- **Prompt**: Set the data down again, exactly as it reads, but without the pictures.

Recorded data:
(begin)
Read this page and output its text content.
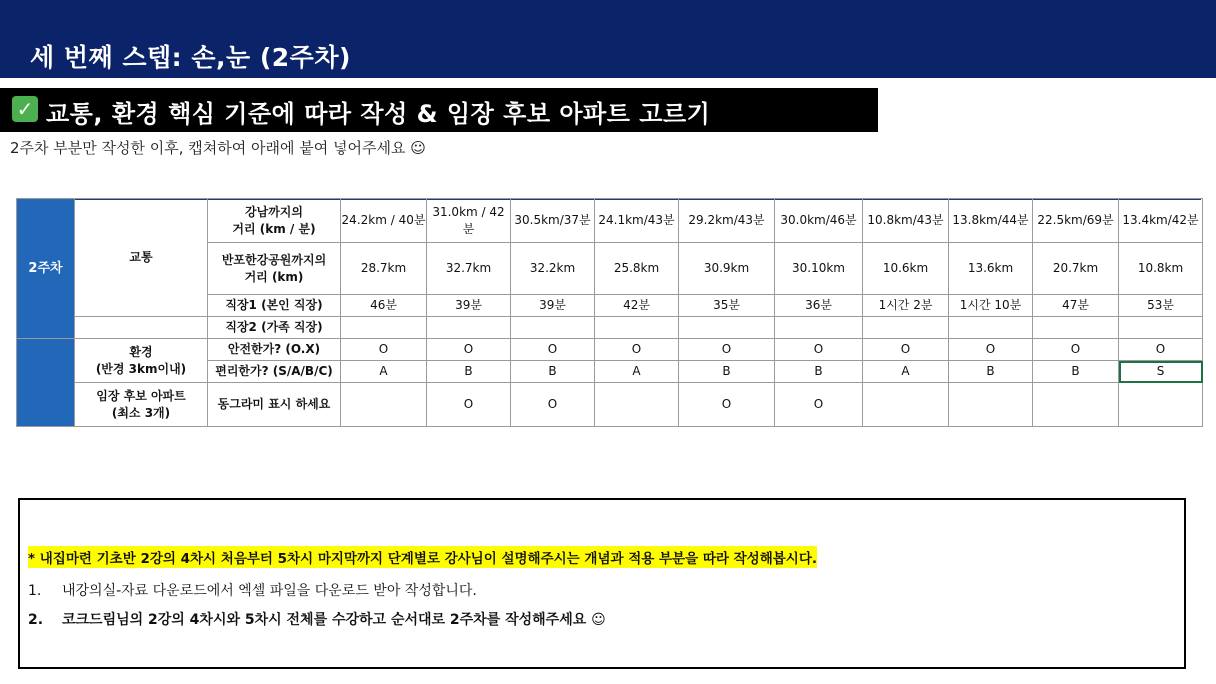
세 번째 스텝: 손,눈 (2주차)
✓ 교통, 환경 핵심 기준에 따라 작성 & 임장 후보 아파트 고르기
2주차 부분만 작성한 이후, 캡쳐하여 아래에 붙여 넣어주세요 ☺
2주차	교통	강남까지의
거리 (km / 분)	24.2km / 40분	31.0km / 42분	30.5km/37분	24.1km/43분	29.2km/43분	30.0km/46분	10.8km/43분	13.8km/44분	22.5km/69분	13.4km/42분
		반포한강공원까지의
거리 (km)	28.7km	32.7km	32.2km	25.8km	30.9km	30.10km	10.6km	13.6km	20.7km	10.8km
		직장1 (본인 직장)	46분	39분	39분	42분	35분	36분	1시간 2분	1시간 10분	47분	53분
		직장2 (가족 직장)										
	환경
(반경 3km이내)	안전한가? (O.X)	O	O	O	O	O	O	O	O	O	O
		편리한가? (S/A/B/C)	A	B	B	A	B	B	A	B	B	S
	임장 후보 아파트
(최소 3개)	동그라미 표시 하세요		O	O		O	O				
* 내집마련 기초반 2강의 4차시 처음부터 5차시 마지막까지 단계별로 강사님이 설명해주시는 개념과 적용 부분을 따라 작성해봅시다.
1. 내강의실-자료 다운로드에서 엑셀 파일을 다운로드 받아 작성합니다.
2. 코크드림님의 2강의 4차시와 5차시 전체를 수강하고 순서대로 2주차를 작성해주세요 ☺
(end)
- **Task solution**:
Read this page and output its text content.
세 번째 스텝: 손,눈 (2주차)
✓ 교통, 환경 핵심 기준에 따라 작성 & 임장 후보 아파트 고르기
2주차 부분만 작성한 이후, 캡쳐하여 아래에 붙여 넣어주세요 ☺
2주차	교통	강남까지의
거리 (km / 분)	24.2km / 40분	31.0km / 42분	30.5km/37분	24.1km/43분	29.2km/43분	30.0km/46분	10.8km/43분	13.8km/44분	22.5km/69분	13.4km/42분
		반포한강공원까지의
거리 (km)	28.7km	32.7km	32.2km	25.8km	30.9km	30.10km	10.6km	13.6km	20.7km	10.8km
		직장1 (본인 직장)	46분	39분	39분	42분	35분	36분	1시간 2분	1시간 10분	47분	53분
		직장2 (가족 직장)										
	환경
(반경 3km이내)	안전한가? (O.X)	O	O	O	O	O	O	O	O	O	O
		편리한가? (S/A/B/C)	A	B	B	A	B	B	A	B	B	S
	임장 후보 아파트
(최소 3개)	동그라미 표시 하세요		O	O		O	O				
* 내집마련 기초반 2강의 4차시 처음부터 5차시 마지막까지 단계별로 강사님이 설명해주시는 개념과 적용 부분을 따라 작성해봅시다.
1. 내강의실-자료 다운로드에서 엑셀 파일을 다운로드 받아 작성합니다.
2. 코크드림님의 2강의 4차시와 5차시 전체를 수강하고 순서대로 2주차를 작성해주세요 ☺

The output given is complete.